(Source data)

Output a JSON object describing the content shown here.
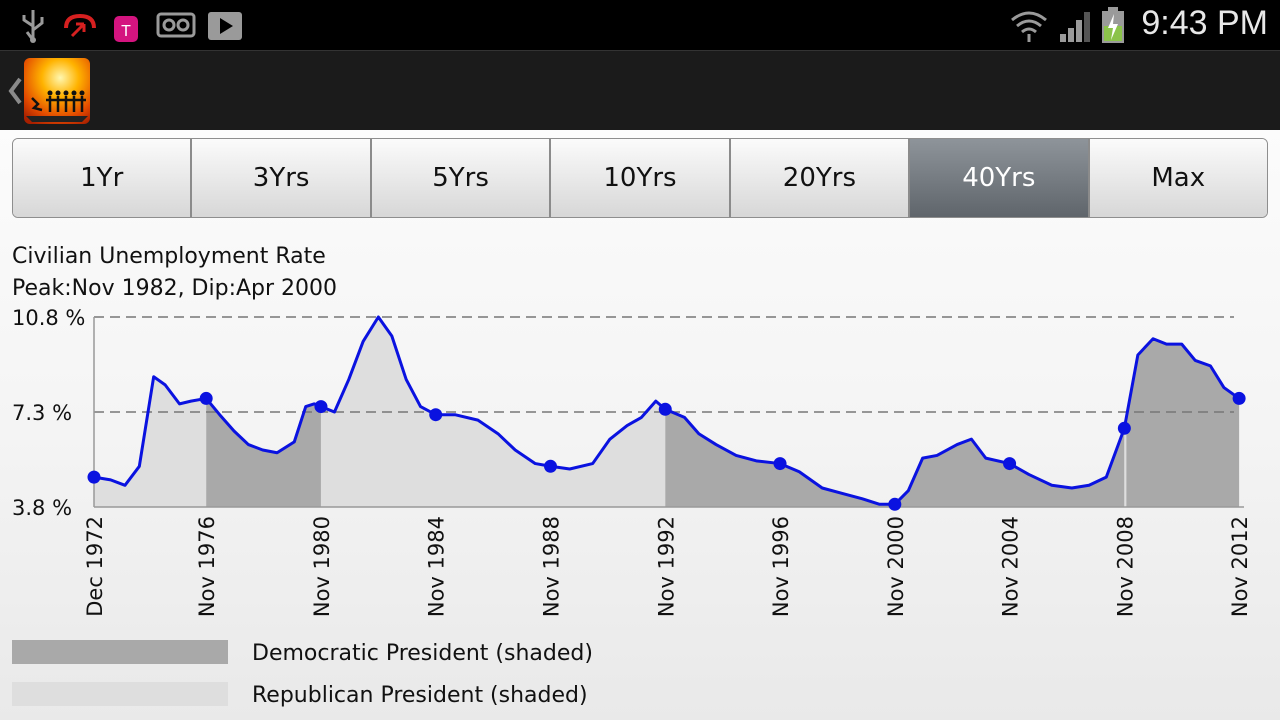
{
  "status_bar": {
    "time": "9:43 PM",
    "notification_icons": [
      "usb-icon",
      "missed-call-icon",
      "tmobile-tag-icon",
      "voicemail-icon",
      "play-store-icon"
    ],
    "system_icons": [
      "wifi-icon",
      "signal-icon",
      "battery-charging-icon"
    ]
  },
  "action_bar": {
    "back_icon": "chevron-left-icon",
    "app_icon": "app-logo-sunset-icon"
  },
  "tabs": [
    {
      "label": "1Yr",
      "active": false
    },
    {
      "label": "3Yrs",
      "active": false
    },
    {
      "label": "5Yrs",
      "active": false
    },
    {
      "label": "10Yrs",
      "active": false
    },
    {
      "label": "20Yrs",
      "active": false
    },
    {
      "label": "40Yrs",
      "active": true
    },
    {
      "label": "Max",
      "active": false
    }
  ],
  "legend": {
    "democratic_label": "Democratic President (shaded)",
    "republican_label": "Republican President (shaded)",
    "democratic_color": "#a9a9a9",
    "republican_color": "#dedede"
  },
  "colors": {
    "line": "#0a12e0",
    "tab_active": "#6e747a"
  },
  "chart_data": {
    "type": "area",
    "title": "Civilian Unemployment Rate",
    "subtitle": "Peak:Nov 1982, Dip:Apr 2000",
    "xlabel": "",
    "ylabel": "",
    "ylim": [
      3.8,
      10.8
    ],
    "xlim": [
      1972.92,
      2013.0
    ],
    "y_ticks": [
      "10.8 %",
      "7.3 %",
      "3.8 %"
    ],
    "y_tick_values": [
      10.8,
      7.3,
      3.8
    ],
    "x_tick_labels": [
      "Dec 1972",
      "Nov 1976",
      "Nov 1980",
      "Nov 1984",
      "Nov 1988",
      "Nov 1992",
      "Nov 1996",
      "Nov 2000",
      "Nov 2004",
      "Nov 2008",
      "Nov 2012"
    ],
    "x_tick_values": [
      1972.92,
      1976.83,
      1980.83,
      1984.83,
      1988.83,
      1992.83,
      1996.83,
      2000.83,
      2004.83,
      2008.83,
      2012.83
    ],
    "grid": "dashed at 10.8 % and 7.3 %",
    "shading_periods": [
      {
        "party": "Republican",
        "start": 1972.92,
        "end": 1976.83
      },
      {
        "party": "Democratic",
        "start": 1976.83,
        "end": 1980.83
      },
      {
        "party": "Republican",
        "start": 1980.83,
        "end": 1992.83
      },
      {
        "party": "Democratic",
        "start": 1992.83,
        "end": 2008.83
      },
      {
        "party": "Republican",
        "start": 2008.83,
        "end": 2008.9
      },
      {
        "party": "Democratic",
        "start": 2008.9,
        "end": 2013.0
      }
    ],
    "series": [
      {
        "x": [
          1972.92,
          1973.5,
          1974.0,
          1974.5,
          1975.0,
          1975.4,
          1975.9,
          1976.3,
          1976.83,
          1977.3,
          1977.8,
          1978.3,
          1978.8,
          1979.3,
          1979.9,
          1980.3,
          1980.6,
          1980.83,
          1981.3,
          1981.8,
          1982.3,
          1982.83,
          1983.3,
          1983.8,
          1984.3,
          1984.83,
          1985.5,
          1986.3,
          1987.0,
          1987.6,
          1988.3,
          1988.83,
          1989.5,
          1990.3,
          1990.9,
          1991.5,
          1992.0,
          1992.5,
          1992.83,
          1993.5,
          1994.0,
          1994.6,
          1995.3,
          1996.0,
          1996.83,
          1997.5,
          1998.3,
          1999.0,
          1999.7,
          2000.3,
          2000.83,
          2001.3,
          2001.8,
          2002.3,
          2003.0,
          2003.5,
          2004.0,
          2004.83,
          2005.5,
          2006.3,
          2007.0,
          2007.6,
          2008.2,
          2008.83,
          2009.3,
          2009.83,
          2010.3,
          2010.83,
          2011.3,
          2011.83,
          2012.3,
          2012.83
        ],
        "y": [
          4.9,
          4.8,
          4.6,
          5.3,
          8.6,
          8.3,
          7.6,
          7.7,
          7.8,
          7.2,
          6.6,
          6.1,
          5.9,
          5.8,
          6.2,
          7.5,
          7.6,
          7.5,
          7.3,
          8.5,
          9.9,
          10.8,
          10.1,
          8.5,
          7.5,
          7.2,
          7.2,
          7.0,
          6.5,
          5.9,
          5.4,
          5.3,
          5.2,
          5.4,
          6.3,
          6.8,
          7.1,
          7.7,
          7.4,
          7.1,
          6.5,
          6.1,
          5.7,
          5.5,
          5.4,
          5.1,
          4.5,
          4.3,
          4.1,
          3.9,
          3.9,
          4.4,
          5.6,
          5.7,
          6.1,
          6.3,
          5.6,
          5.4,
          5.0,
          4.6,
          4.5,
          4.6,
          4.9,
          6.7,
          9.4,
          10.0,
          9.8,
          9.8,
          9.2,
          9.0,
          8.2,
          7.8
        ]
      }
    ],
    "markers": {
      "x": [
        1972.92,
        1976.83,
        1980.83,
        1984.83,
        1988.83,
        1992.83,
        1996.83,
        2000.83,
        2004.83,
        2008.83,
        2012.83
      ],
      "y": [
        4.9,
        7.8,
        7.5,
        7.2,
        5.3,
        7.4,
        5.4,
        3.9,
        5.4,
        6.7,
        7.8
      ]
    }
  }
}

==

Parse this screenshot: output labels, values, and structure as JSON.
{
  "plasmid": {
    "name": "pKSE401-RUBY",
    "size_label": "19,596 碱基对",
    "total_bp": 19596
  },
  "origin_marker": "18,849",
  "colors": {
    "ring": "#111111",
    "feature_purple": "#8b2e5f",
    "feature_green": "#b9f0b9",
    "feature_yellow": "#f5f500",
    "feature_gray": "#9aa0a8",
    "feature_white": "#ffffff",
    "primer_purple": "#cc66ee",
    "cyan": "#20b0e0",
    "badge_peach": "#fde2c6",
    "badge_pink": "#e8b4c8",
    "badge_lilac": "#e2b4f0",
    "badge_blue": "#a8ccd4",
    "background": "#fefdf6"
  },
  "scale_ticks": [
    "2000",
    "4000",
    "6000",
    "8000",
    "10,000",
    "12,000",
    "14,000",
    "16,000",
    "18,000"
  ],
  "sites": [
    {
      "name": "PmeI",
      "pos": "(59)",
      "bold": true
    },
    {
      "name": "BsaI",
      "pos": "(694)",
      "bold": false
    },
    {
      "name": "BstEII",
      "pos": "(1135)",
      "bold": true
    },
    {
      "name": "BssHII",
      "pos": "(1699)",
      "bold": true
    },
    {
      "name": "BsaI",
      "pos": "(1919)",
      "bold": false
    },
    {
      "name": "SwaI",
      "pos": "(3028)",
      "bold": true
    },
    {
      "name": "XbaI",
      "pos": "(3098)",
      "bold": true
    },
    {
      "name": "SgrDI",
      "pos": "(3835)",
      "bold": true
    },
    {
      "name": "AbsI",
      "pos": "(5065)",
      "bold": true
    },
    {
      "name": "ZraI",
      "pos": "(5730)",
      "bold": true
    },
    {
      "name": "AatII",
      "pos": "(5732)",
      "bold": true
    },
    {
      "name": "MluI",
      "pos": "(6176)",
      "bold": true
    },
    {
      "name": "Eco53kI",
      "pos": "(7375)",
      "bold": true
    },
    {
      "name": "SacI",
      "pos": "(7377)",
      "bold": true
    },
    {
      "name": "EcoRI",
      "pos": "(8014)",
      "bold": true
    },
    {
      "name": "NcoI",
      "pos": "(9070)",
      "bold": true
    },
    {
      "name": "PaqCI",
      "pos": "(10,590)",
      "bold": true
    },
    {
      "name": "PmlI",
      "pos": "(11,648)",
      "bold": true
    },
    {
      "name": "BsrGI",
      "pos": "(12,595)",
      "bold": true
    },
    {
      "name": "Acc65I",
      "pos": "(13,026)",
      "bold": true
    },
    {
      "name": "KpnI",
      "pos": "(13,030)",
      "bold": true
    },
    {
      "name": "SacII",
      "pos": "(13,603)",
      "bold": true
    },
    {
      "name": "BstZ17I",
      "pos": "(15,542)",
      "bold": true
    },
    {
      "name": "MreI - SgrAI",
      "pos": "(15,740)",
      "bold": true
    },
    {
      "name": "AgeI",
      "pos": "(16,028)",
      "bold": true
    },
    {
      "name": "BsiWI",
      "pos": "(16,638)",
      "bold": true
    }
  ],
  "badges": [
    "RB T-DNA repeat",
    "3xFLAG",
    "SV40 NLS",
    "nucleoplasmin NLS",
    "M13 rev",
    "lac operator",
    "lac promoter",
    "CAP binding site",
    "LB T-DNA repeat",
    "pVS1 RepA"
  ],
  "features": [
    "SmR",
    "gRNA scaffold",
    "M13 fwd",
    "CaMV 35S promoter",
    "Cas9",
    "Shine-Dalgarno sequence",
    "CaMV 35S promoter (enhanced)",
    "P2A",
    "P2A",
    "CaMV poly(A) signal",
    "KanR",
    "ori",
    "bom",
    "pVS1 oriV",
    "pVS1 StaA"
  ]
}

Do this:
Only a number is needed: how many lines of the material above contain "CaMV"?

The response:
3